Records from a collection of figures
-*-*-

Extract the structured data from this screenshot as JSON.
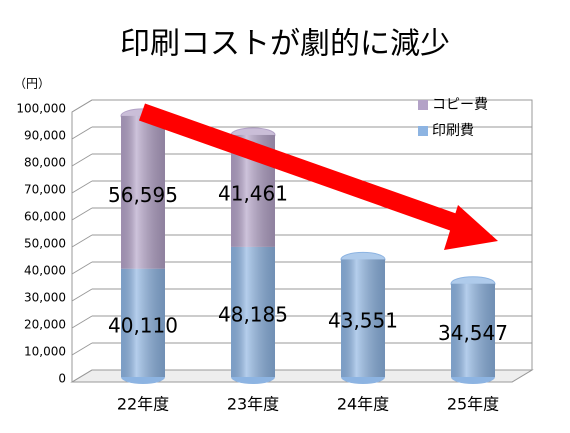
{
  "chart_data": {
    "type": "bar",
    "stacked": true,
    "title": "印刷コストが劇的に減少",
    "y_label": "（円）",
    "categories": [
      "22年度",
      "23年度",
      "24年度",
      "25年度"
    ],
    "series": [
      {
        "name": "印刷費",
        "color": "#8db4e2",
        "values": [
          40110,
          48185,
          43551,
          34547
        ],
        "value_labels": [
          "40,110",
          "48,185",
          "43,551",
          "34,547"
        ]
      },
      {
        "name": "コピー費",
        "color": "#b3a2c7",
        "values": [
          56595,
          41461,
          null,
          null
        ],
        "value_labels": [
          "56,595",
          "41,461",
          null,
          null
        ]
      }
    ],
    "ylim": [
      0,
      100000
    ],
    "yticks": [
      0,
      {
        "value": 10000,
        "label": "10,000"
      },
      {
        "value": 20000,
        "label": "20,000"
      },
      {
        "value": 30000,
        "label": "30,000"
      },
      {
        "value": 40000,
        "label": "40,000"
      },
      {
        "value": 50000,
        "label": "50,000"
      },
      {
        "value": 60000,
        "label": "60,000"
      },
      {
        "value": 70000,
        "label": "70,000"
      },
      {
        "value": 80000,
        "label": "80,000"
      },
      {
        "value": 90000,
        "label": "90,000"
      },
      {
        "value": 100000,
        "label": "100,000"
      }
    ],
    "grid": true,
    "legend": "top-right"
  }
}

-*-*-

■ **Work to be completed**: Omit pictures; set down the rest of the material word for word.

■ **Complete output**:
Extract the structured data from this screenshot as JSON.
{
  "chart_data": {
    "type": "bar",
    "stacked": true,
    "title": "印刷コストが劇的に減少",
    "y_label": "（円）",
    "categories": [
      "22年度",
      "23年度",
      "24年度",
      "25年度"
    ],
    "series": [
      {
        "name": "印刷費",
        "color": "#8db4e2",
        "values": [
          40110,
          48185,
          43551,
          34547
        ],
        "value_labels": [
          "40,110",
          "48,185",
          "43,551",
          "34,547"
        ]
      },
      {
        "name": "コピー費",
        "color": "#b3a2c7",
        "values": [
          56595,
          41461,
          null,
          null
        ],
        "value_labels": [
          "56,595",
          "41,461",
          null,
          null
        ]
      }
    ],
    "ylim": [
      0,
      100000
    ],
    "yticks": [
      0,
      {
        "value": 10000,
        "label": "10,000"
      },
      {
        "value": 20000,
        "label": "20,000"
      },
      {
        "value": 30000,
        "label": "30,000"
      },
      {
        "value": 40000,
        "label": "40,000"
      },
      {
        "value": 50000,
        "label": "50,000"
      },
      {
        "value": 60000,
        "label": "60,000"
      },
      {
        "value": 70000,
        "label": "70,000"
      },
      {
        "value": 80000,
        "label": "80,000"
      },
      {
        "value": 90000,
        "label": "90,000"
      },
      {
        "value": 100000,
        "label": "100,000"
      }
    ],
    "grid": true,
    "legend": "top-right"
  }
}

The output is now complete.